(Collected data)
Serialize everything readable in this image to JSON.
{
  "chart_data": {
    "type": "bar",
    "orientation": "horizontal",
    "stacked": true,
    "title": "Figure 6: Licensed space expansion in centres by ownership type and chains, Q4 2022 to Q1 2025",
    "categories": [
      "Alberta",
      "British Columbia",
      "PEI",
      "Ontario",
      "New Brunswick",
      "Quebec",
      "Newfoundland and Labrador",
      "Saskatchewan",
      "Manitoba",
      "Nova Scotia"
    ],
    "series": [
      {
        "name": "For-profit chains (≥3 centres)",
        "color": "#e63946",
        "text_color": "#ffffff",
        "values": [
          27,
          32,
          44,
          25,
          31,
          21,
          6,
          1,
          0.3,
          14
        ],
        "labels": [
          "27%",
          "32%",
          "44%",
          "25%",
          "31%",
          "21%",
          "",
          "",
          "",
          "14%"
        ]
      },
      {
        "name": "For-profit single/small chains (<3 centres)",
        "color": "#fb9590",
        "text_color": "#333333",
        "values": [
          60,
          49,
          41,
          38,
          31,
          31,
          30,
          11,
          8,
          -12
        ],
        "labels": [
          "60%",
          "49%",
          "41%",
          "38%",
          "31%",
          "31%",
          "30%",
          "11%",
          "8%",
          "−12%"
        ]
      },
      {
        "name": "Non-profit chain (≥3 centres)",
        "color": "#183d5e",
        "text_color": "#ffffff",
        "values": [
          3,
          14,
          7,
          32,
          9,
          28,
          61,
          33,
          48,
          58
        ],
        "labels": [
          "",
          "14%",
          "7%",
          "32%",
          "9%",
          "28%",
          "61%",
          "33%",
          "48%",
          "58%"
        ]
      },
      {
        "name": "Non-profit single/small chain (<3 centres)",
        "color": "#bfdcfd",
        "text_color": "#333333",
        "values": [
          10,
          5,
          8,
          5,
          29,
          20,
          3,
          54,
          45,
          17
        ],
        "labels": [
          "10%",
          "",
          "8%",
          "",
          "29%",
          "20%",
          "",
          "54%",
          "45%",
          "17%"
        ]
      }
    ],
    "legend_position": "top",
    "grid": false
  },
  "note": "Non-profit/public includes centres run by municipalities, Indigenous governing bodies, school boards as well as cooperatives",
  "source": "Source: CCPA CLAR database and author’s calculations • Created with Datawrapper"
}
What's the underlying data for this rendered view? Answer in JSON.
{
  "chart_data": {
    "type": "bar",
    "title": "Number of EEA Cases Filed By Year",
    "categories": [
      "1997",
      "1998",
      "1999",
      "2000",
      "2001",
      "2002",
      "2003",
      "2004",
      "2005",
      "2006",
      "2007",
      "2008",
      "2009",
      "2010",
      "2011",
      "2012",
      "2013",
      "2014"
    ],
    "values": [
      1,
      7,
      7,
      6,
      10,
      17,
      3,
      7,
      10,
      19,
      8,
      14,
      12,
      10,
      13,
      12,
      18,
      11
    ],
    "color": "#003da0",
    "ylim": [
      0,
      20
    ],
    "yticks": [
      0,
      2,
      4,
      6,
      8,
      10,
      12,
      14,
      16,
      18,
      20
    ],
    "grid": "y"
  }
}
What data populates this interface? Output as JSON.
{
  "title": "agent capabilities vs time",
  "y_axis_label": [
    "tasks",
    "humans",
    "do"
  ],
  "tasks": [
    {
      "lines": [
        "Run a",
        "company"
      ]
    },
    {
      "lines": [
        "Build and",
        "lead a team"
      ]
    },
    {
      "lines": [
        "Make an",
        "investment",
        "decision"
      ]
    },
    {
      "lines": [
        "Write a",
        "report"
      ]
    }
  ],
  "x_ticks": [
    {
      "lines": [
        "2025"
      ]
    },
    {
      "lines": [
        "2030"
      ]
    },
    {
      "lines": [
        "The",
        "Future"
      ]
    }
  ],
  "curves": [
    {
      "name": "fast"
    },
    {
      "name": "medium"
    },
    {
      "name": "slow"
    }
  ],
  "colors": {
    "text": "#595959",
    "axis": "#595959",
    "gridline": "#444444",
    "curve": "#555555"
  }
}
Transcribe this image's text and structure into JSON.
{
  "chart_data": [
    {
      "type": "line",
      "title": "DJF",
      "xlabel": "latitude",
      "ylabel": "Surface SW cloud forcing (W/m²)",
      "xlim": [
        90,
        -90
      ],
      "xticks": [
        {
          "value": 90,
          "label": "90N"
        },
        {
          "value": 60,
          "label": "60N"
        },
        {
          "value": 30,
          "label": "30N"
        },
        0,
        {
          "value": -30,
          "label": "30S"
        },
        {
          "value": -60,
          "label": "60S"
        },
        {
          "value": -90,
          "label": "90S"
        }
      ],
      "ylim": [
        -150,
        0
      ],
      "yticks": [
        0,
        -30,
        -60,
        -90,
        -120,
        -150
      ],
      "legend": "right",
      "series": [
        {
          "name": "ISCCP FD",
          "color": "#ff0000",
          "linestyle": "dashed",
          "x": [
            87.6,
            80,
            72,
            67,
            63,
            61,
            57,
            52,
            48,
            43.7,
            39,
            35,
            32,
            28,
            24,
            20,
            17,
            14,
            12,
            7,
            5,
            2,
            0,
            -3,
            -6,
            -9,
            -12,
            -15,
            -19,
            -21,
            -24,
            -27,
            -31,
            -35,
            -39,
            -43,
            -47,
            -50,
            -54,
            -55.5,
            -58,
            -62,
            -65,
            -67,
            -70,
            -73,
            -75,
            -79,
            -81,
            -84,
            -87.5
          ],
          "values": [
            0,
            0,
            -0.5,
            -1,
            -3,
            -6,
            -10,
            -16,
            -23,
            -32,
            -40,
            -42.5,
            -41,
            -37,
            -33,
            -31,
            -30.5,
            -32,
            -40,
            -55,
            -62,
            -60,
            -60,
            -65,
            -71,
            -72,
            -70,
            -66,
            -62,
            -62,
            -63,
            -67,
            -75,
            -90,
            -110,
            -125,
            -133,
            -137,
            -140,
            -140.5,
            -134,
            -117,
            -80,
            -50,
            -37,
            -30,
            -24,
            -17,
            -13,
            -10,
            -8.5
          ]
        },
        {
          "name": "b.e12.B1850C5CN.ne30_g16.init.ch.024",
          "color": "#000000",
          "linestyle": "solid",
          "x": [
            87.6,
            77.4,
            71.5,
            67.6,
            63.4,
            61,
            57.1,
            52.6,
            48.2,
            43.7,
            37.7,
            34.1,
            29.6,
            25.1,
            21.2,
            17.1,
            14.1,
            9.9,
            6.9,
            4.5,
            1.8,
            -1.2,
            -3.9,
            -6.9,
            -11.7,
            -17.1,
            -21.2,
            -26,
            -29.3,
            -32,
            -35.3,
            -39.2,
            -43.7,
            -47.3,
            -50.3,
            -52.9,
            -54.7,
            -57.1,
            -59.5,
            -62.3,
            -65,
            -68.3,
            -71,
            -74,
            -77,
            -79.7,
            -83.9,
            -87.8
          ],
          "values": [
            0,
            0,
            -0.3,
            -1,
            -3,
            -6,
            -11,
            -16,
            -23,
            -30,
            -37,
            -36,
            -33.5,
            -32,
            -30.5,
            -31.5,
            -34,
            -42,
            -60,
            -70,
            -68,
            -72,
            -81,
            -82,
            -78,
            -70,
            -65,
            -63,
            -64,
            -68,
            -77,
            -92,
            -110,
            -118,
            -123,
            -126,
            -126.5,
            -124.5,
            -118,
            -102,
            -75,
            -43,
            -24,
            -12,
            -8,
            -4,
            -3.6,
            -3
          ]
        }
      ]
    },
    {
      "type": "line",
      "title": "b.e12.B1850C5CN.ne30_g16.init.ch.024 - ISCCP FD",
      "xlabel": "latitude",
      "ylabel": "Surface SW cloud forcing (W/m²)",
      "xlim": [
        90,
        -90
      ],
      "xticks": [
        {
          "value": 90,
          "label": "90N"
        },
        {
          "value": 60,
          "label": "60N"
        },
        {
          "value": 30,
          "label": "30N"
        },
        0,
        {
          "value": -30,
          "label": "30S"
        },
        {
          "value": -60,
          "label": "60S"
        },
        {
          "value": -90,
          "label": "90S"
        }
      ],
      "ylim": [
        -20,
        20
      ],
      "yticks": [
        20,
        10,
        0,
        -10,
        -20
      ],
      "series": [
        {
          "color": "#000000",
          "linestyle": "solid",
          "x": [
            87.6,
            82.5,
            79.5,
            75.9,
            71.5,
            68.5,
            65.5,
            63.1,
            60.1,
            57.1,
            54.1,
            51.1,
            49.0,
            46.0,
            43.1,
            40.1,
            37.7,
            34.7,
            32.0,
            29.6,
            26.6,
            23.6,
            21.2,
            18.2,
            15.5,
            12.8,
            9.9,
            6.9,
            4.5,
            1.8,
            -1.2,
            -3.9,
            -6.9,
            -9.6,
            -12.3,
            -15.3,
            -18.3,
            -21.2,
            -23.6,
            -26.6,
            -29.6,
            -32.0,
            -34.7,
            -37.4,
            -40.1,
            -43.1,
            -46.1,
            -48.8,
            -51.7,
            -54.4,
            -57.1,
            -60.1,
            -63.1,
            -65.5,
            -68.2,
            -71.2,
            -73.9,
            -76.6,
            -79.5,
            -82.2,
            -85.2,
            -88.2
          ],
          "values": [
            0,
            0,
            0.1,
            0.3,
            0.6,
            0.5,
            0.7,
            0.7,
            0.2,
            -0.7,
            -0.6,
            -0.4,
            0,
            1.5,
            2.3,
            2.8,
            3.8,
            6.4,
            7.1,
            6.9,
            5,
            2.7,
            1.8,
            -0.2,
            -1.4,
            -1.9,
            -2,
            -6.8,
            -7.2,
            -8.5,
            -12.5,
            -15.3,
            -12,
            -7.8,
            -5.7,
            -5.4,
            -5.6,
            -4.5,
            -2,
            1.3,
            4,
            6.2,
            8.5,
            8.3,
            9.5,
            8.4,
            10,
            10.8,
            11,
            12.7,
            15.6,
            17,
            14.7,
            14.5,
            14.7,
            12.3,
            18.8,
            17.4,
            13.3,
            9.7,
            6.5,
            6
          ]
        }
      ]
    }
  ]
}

• _WRITTEN INSTRUCTION_: Examine the records and pull out every line where the string "this" occurs.

• _REPLY_:
Serialize everything readable in this image to JSON.
What's the underlying data for this rendered view? Answer in JSON.
What data populates this interface? Output as JSON.
Transcribe this image's text and structure into JSON.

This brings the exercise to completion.